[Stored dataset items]
.....
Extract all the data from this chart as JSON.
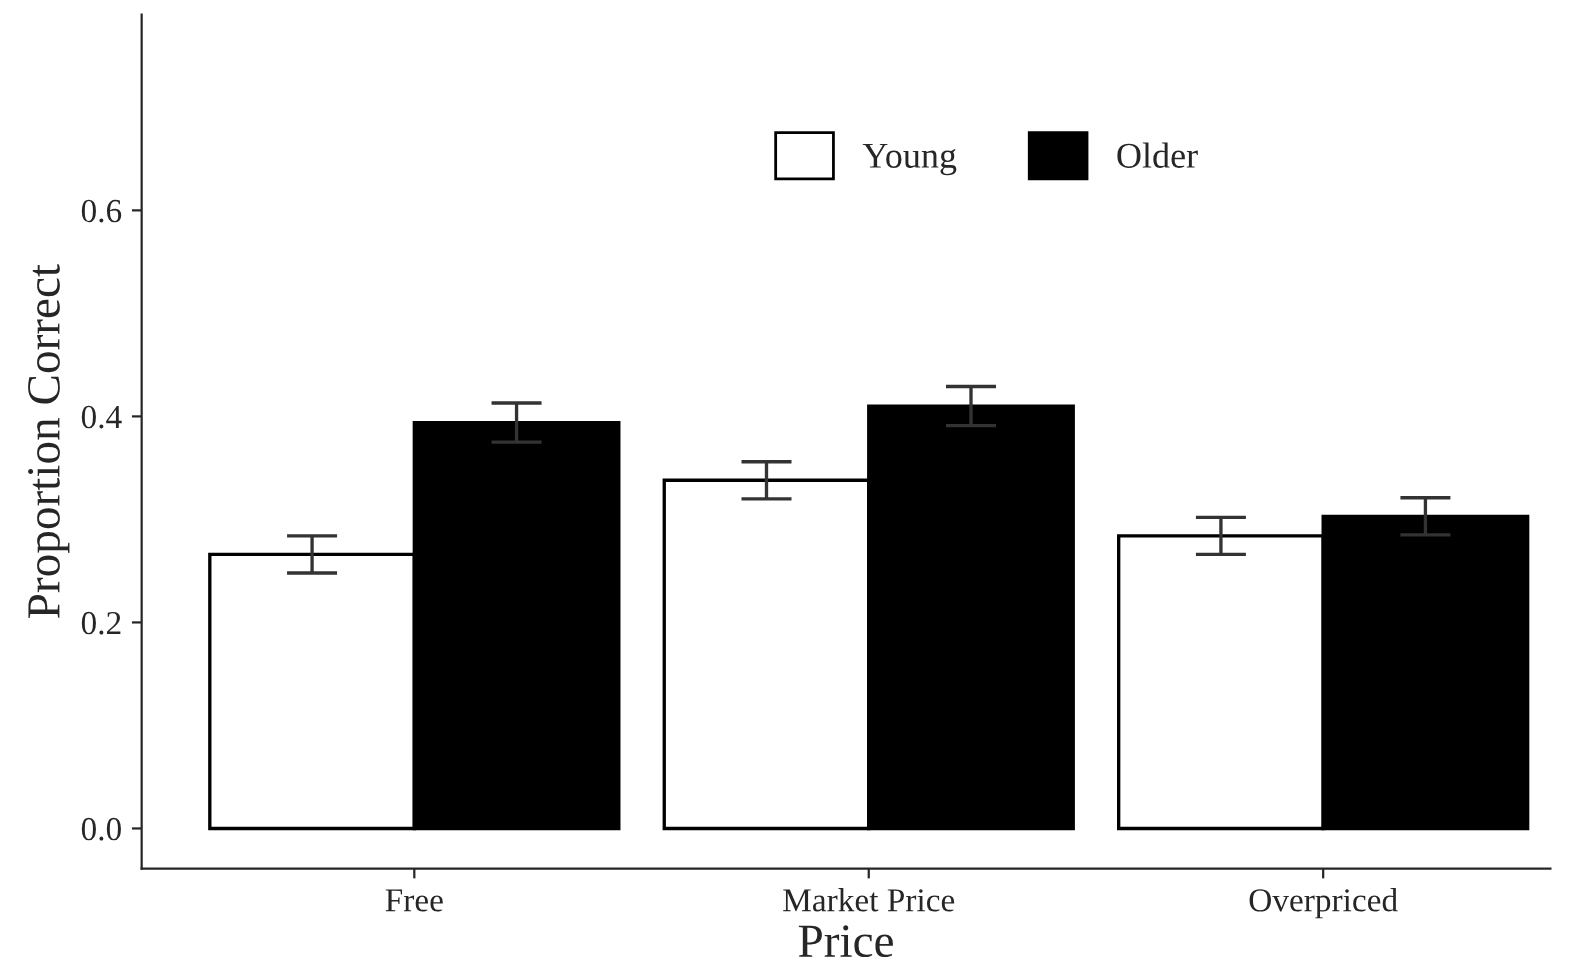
{
  "chart_data": {
    "type": "bar",
    "xlabel": "Price",
    "ylabel": "Proportion Correct",
    "categories": [
      "Free",
      "Market Price",
      "Overpriced"
    ],
    "series": [
      {
        "name": "Young",
        "color": "#ffffff",
        "values": [
          0.266,
          0.338,
          0.284
        ],
        "errors": [
          0.018,
          0.018,
          0.018
        ]
      },
      {
        "name": "Older",
        "color": "#000000",
        "values": [
          0.394,
          0.41,
          0.303
        ],
        "errors": [
          0.019,
          0.019,
          0.018
        ]
      }
    ],
    "ylim": [
      -0.039,
      0.79
    ],
    "yticks": [
      {
        "value": 0,
        "label": "0.0"
      },
      {
        "value": 0.2,
        "label": "0.2"
      },
      {
        "value": 0.4,
        "label": "0.4"
      },
      {
        "value": 0.6,
        "label": "0.6"
      }
    ],
    "legend": "top",
    "grid": false
  }
}
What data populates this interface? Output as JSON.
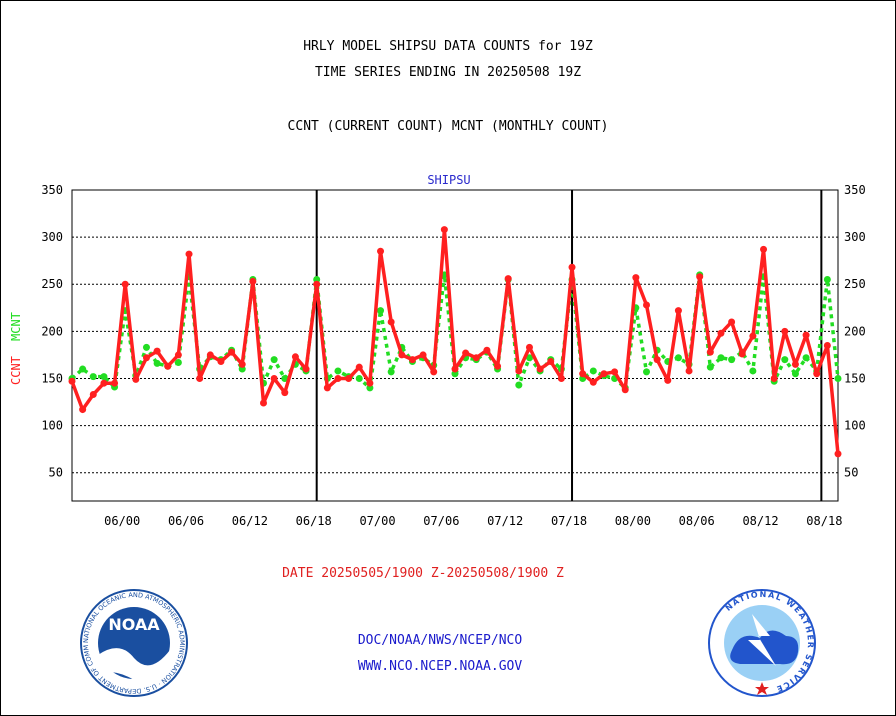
{
  "header": {
    "title_line1": "HRLY MODEL SHIPSU DATA COUNTS for 19Z",
    "title_line2": "TIME SERIES ENDING IN 20250508 19Z",
    "subtitle": "CCNT (CURRENT COUNT) MCNT (MONTHLY COUNT)"
  },
  "footer": {
    "date_range": "DATE 20250505/1900 Z-20250508/1900 Z",
    "link1": "DOC/NOAA/NWS/NCEP/NCO",
    "link2": "WWW.NCO.NCEP.NOAA.GOV",
    "noaa_logo_text": "NOAA",
    "noaa_ring_text": "NATIONAL OCEANIC AND ATMOSPHERIC ADMINISTRATION · U.S. DEPARTMENT OF COMMERCE",
    "nws_ring_text": "NATIONAL WEATHER SERVICE"
  },
  "colors": {
    "ccnt": "#ff2020",
    "mcnt": "#22dd22",
    "title": "#000000",
    "plot_title": "#2a2acc",
    "link": "#1a1acc",
    "noaa_blue": "#1a4fa0",
    "nws_blue": "#2255cc"
  },
  "chart_data": {
    "type": "line",
    "title": "SHIPSU",
    "ylabel_ccnt": "CCNT",
    "ylabel_mcnt": "MCNT",
    "ylim": [
      20,
      350
    ],
    "yticks": [
      50,
      100,
      150,
      200,
      250,
      300,
      350
    ],
    "xlim": [
      0,
      72
    ],
    "xtick_positions": [
      5,
      11,
      17,
      23,
      29,
      35,
      41,
      47,
      53,
      59,
      65,
      71
    ],
    "xtick_labels": [
      "06/00",
      "06/06",
      "06/12",
      "06/18",
      "07/00",
      "07/06",
      "07/12",
      "07/18",
      "08/00",
      "08/06",
      "08/12",
      "08/18"
    ],
    "day_boundaries": [
      23,
      47,
      71
    ],
    "grid": "horizontal dotted",
    "series": [
      {
        "name": "CCNT",
        "values": [
          147,
          117,
          133,
          145,
          145,
          250,
          149,
          172,
          179,
          163,
          175,
          282,
          150,
          175,
          168,
          178,
          165,
          253,
          124,
          150,
          135,
          173,
          160,
          250,
          140,
          150,
          150,
          162,
          145,
          285,
          210,
          175,
          170,
          175,
          157,
          308,
          160,
          177,
          172,
          180,
          163,
          256,
          158,
          183,
          160,
          168,
          150,
          268,
          155,
          146,
          155,
          157,
          138,
          257,
          228,
          170,
          148,
          222,
          158,
          258,
          178,
          198,
          210,
          176,
          195,
          287,
          150,
          200,
          165,
          196,
          155,
          185,
          70
        ]
      },
      {
        "name": "MCNT",
        "values": [
          150,
          160,
          152,
          152,
          141,
          222,
          153,
          183,
          166,
          163,
          167,
          258,
          160,
          173,
          170,
          180,
          160,
          255,
          145,
          170,
          150,
          165,
          158,
          255,
          150,
          158,
          152,
          150,
          140,
          222,
          157,
          183,
          168,
          172,
          164,
          260,
          155,
          172,
          170,
          178,
          160,
          255,
          143,
          172,
          158,
          170,
          160,
          255,
          150,
          158,
          153,
          150,
          140,
          225,
          157,
          180,
          168,
          172,
          165,
          260,
          162,
          172,
          170,
          178,
          158,
          258,
          147,
          170,
          155,
          172,
          158,
          255,
          150
        ]
      }
    ]
  }
}
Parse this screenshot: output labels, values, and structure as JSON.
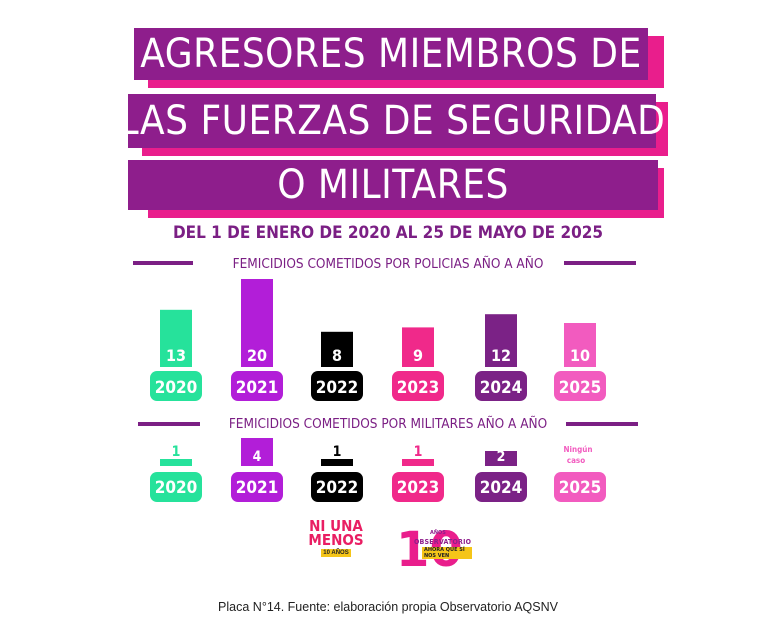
{
  "header": {
    "title_lines": [
      "AGRESORES MIEMBROS DE",
      "LAS FUERZAS DE SEGURIDAD",
      "O MILITARES"
    ],
    "subtitle": "DEL 1 DE ENERO DE 2020 AL 25 DE MAYO DE 2025"
  },
  "colors": {
    "purple": "#8e1e8c",
    "pink": "#e91e8c",
    "year_colors": [
      "#26e29b",
      "#b21ed8",
      "#000000",
      "#f0298a",
      "#7b2286",
      "#f25bbf"
    ]
  },
  "chart_data": [
    {
      "type": "bar",
      "title": "FEMICIDIOS COMETIDOS POR POLICIAS AÑO A AÑO",
      "categories": [
        "2020",
        "2021",
        "2022",
        "2023",
        "2024",
        "2025"
      ],
      "values": [
        13,
        20,
        8,
        9,
        12,
        10
      ],
      "value_labels": [
        "13",
        "20",
        "8",
        "9",
        "12",
        "10"
      ],
      "ylim": [
        0,
        20
      ]
    },
    {
      "type": "bar",
      "title": "FEMICIDIOS COMETIDOS POR MILITARES AÑO A AÑO",
      "categories": [
        "2020",
        "2021",
        "2022",
        "2023",
        "2024",
        "2025"
      ],
      "values": [
        1,
        4,
        1,
        1,
        2,
        0
      ],
      "value_labels": [
        "1",
        "4",
        "1",
        "1",
        "2",
        ""
      ],
      "note_2025": [
        "Ningún",
        "caso"
      ],
      "ylim": [
        0,
        4
      ]
    }
  ],
  "logos": {
    "niunamenos": {
      "line1": "NI UNA",
      "line2": "MENOS",
      "tag": "10 AÑOS"
    },
    "observatorio": {
      "number": "10",
      "anios": "AÑOS",
      "name": "OBSERVATORIO",
      "tag": "AHORA QUE SÍ NOS VEN"
    }
  },
  "caption": "Placa N°14. Fuente: elaboración propia Observatorio AQSNV"
}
.....
**STATED EXERCISE**
Check each line above for the string "NCEP", then copy the ones that have it.

**FULL RESPONSE**
    "link1": "DOC/NOAA/NWS/NCEP/NCO",
    "link2": "WWW.NCO.NCEP.NOAA.GOV",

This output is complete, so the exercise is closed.